• [WRITTEN PROBLEM]:
Keep only those lines of the records that include the string "What".

• [DATASET ROWS]:
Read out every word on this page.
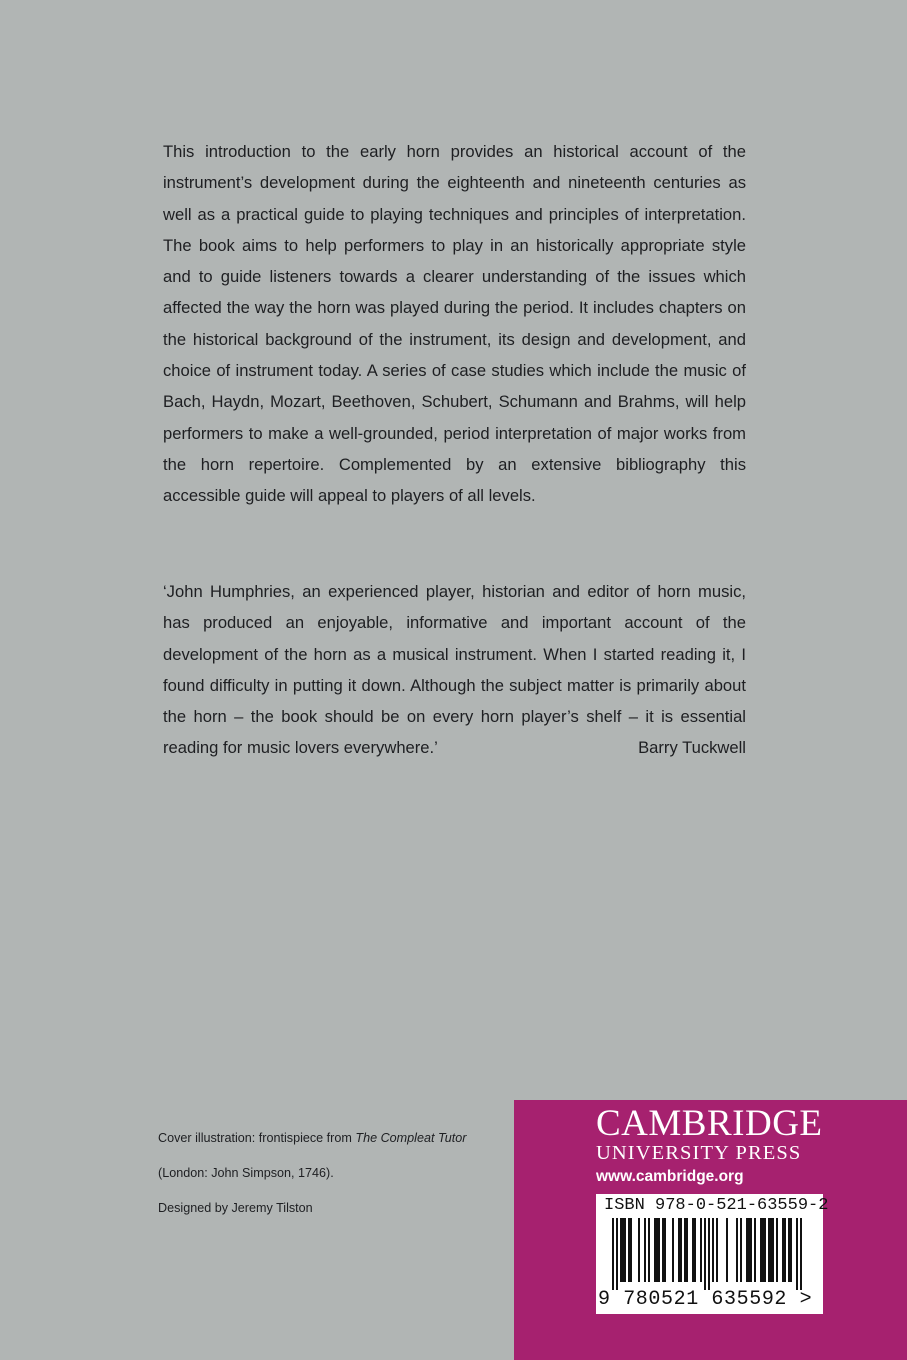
This introduction to the early horn provides an historical account of the instrument’s development during the eighteenth and nineteenth centuries as well as a practical guide to playing techniques and principles of interpretation. The book aims to help performers to play in an historically appropriate style and to guide listeners towards a clearer understanding of the issues which affected the way the horn was played during the period. It includes chapters on the historical background of the instrument, its design and development, and choice of instrument today. A series of case studies which include the music of Bach, Haydn, Mozart, Beethoven, Schubert, Schumann and Brahms, will help performers to make a well-grounded, period interpretation of major works from the horn repertoire. Complemented by an extensive bibliography this accessible guide will appeal to players of all levels.

‘John Humphries, an experienced player, historian and editor of horn music, has produced an enjoyable, informative and important account of the development of the horn as a musical instrument. When I started reading it, I found difficulty in putting it down. Although the subject matter is primarily about the horn – the book should be on every horn player’s shelf – it is essential reading for music lovers everywhere.’	Barry Tuckwell

Cover illustration: frontispiece from The Compleat Tutor

(London: John Simpson, 1746).

Designed by Jeremy Tilston

CAMBRIDGE
UNIVERSITY PRESS
www.cambridge.org
ISBN 978-0-521-63559-2
9 780521 635592 >
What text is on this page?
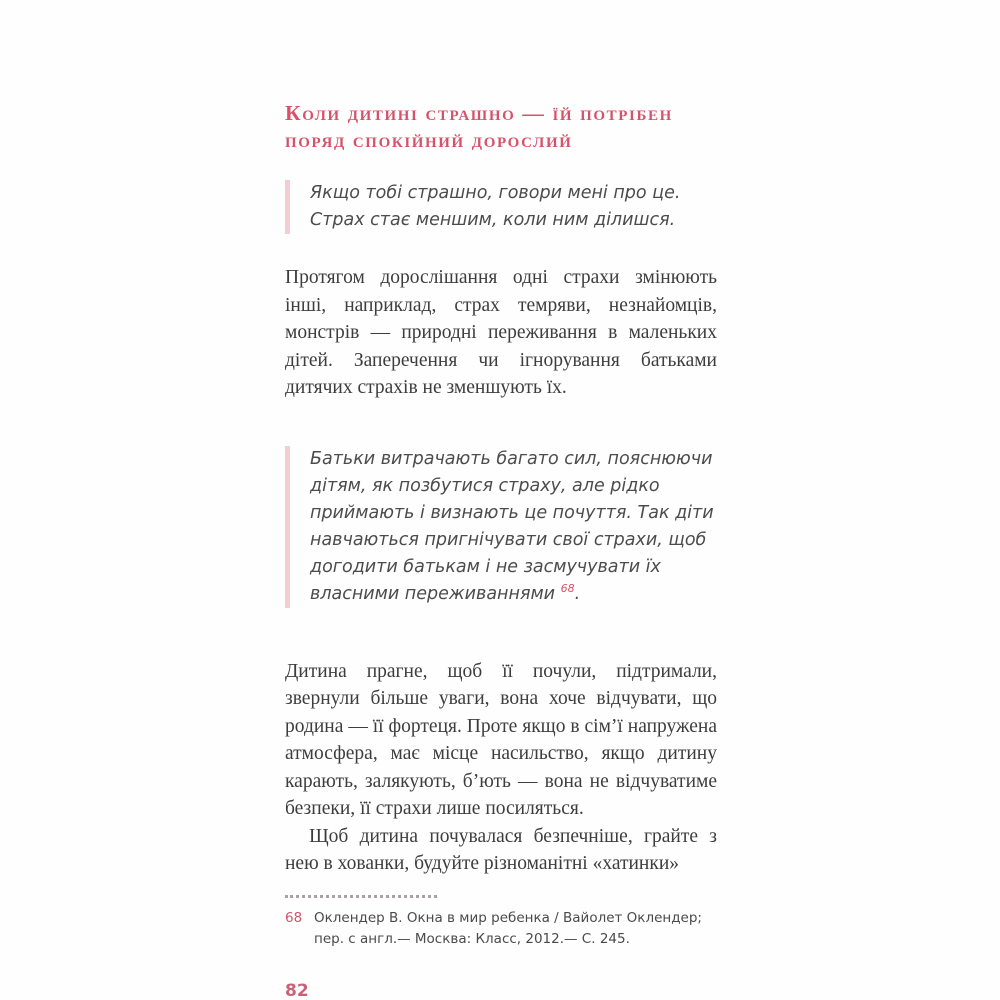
Коли дитині страшно — їй потрібен поряд спокійний дорослий
Якщо тобі страшно, говори мені про це. Страх стає меншим, коли ним ділишся.

Протягом дорослішання одні страхи змінюють інші, наприклад, страх темряви, незнайомців, монстрів — природні переживання в маленьких дітей. Заперечення чи ігнорування батьками дитячих страхів не зменшують їх.

Батьки витрачають багато сил, пояснюючи дітям, як позбутися страху, але рідко приймають і визнають це почуття. Так діти навчаються пригнічувати свої страхи, щоб догодити батькам і не засмучувати їх власними переживаннями $^{68}$.

Дитина прагне, щоб її почули, підтримали, звернули більше уваги, вона хоче відчувати, що родина — її фортеця. Проте якщо в сім’ї напружена атмосфера, має місце насильство, якщо дитину карають, залякують, б’ють — вона не відчуватиме безпеки, її страхи лише посиляться.

Щоб дитина почувалася безпечніше, грайте з нею в хованки, будуйте різноманітні «хатинки»

68 Оклендер В. Окна в мир ребенка / Вайолет Оклендер; пер. с англ.— Москва: Класс, 2012.— С. 245.

82
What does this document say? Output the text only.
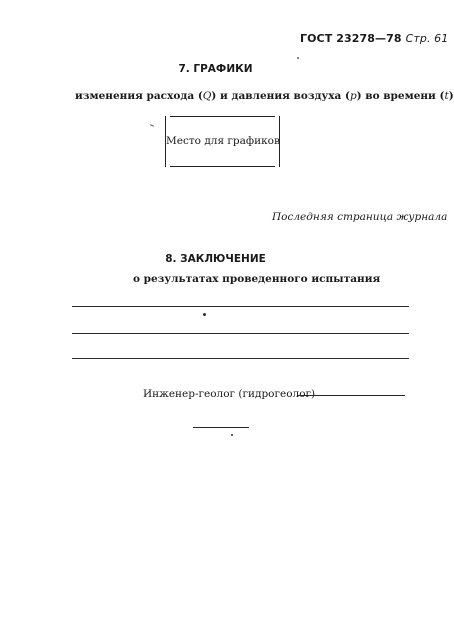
ГОСТ 23278—78 Стр. 61
7. ГРАФИКИ
изменения расхода (Q) и давления воздуха (p) во времени (t)
Место для графиков
Последняя страница журнала
8. ЗАКЛЮЧЕНИЕ
о результатах проведенного испытания
Инженер-геолог (гидрогеолог)
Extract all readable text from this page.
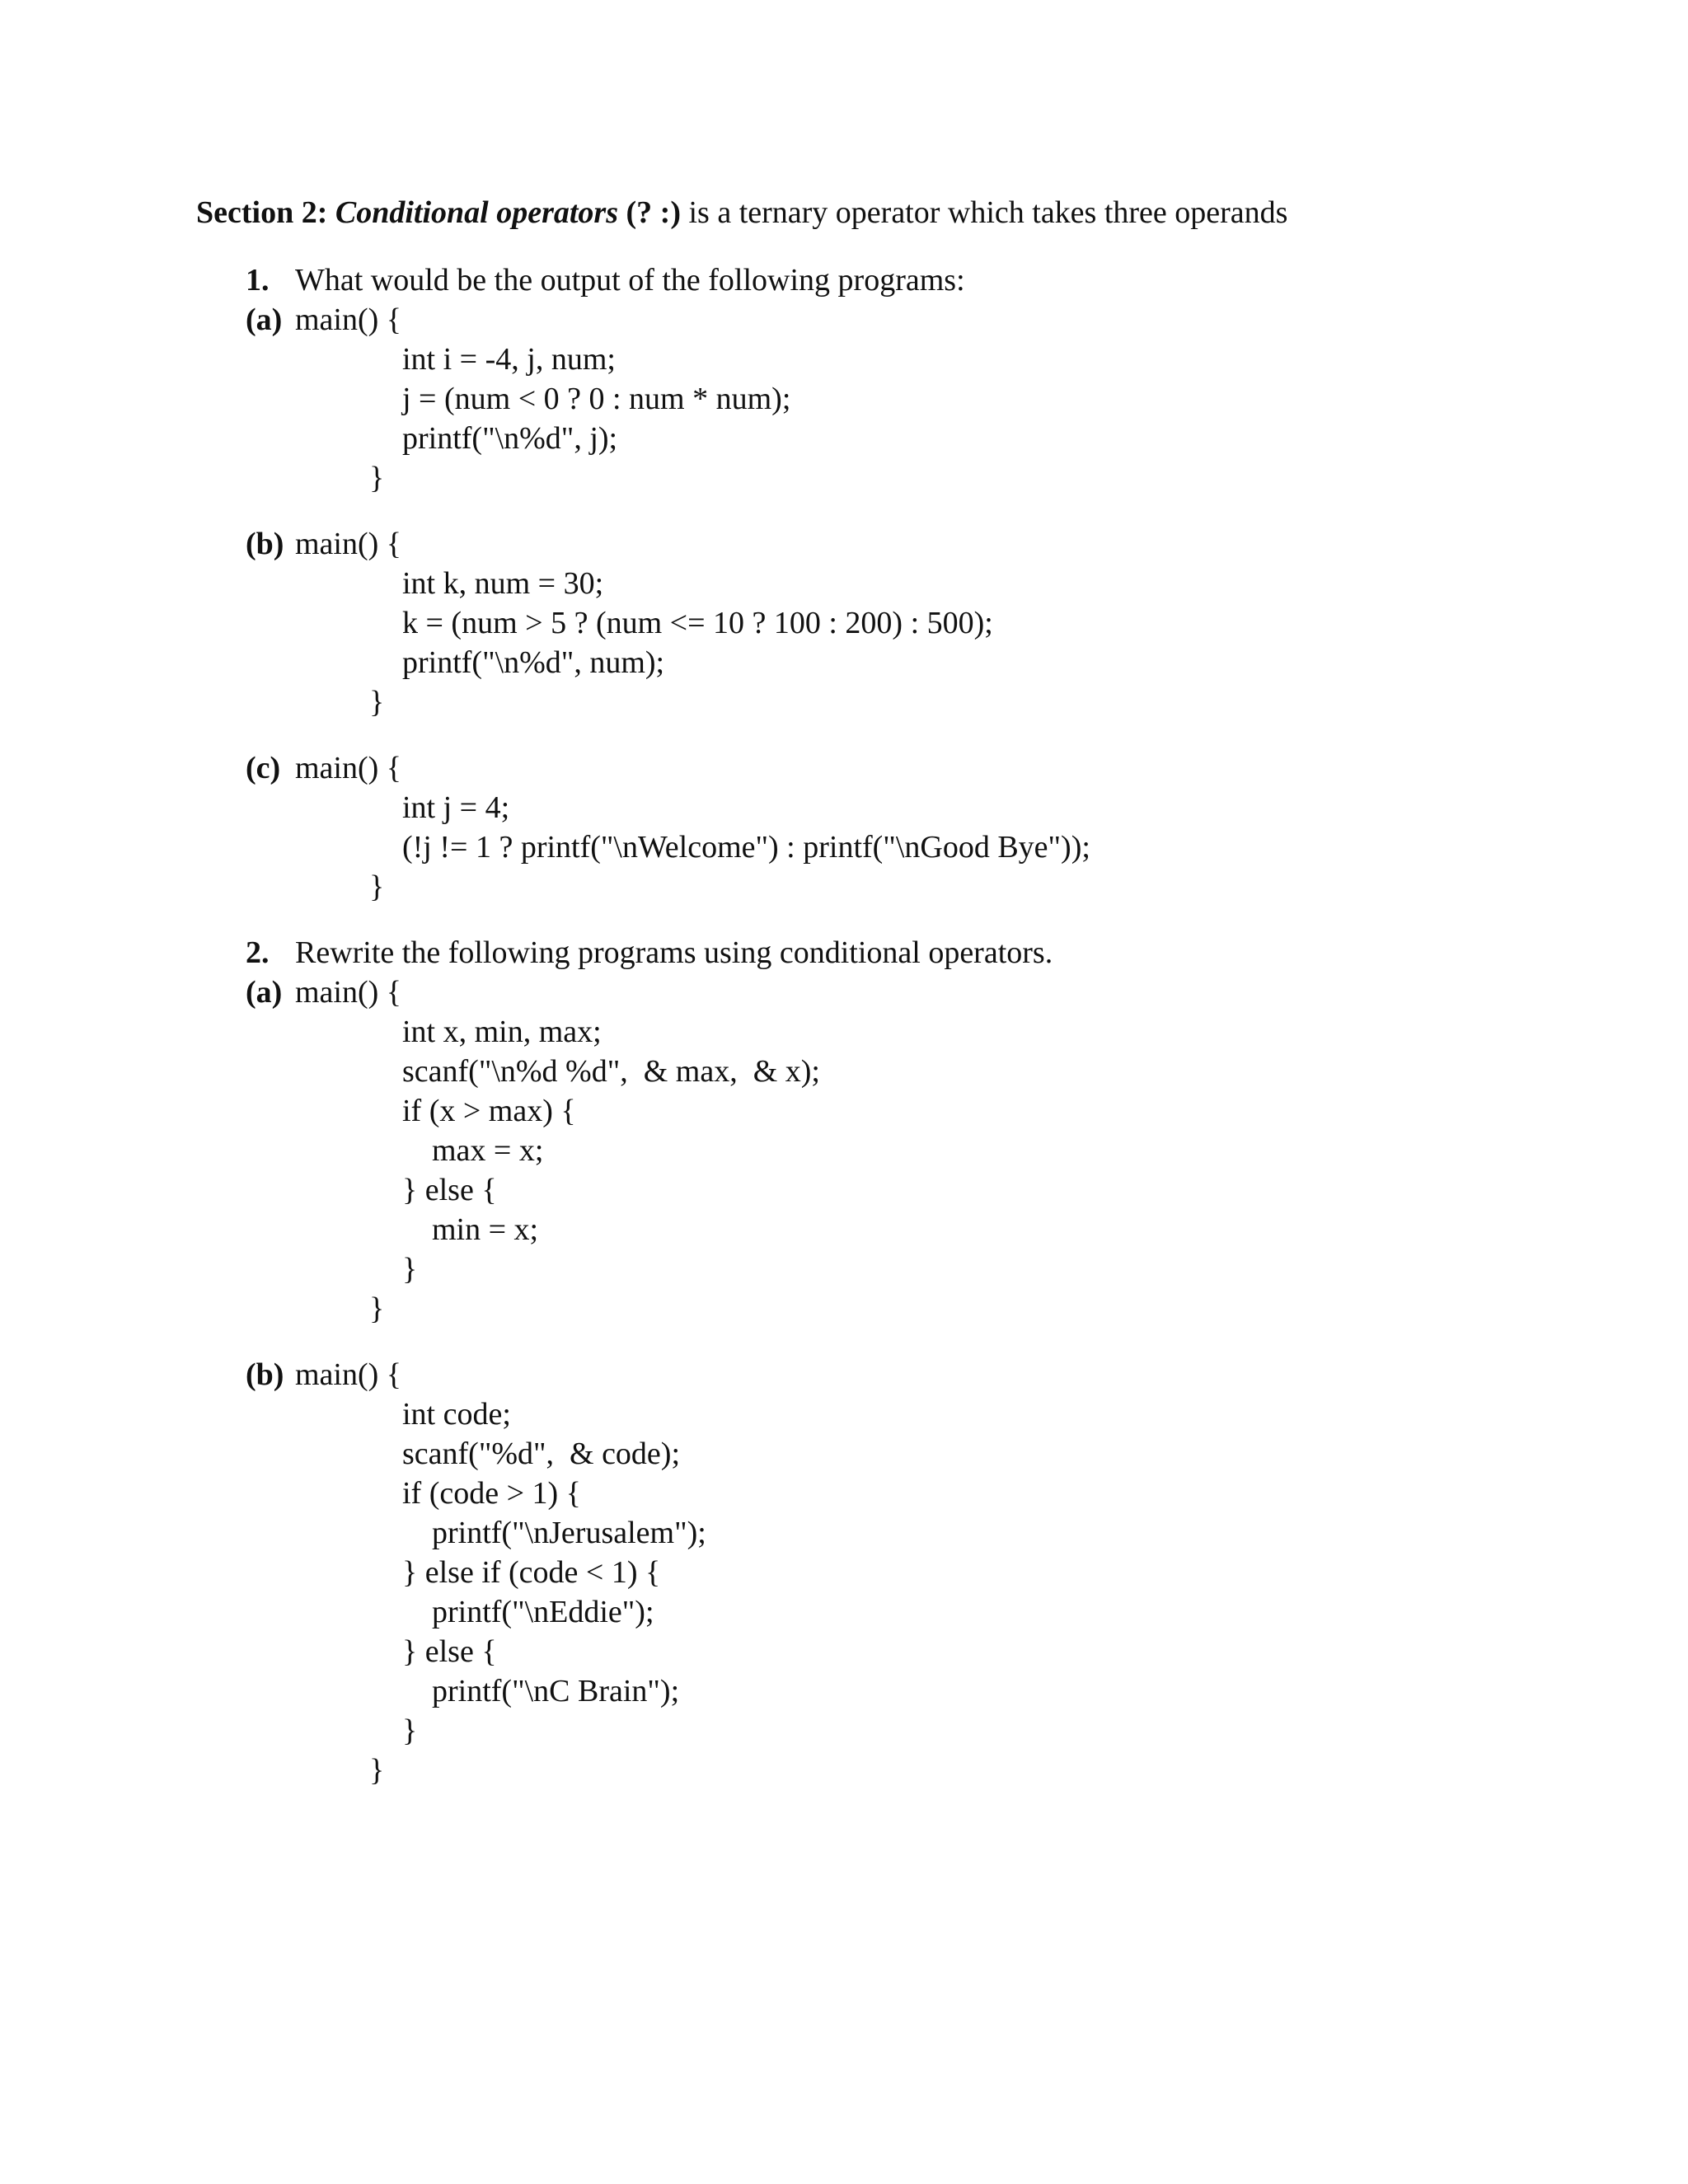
Section 2: Conditional operators (? :) is a ternary operator which takes three operands
1. What would be the output of the following programs:
(a) main() {
int i = -4, j, num;
j = (num < 0 ? 0 : num * num);
printf("\n%d", j);
}
(b) main() {
int k, num = 30;
k = (num > 5 ? (num <= 10 ? 100 : 200) : 500);
printf("\n%d", num);
}
(c) main() {
int j = 4;
(!j != 1 ? printf("\nWelcome") : printf("\nGood Bye"));
}
2. Rewrite the following programs using conditional operators.
(a) main() {
int x, min, max;
scanf("\n%d %d",  & max,  & x);
if (x > max) {
max = x;
} else {
min = x;
}
}
(b) main() {
int code;
scanf("%d",  & code);
if (code > 1) {
printf("\nJerusalem");
} else if (code < 1) {
printf("\nEddie");
} else {
printf("\nC Brain");
}
}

• [ANSWER TO THE PROBLEM]:
What text is on this page?
What does this document say? Output the text only.
1. What would be the output of the following programs:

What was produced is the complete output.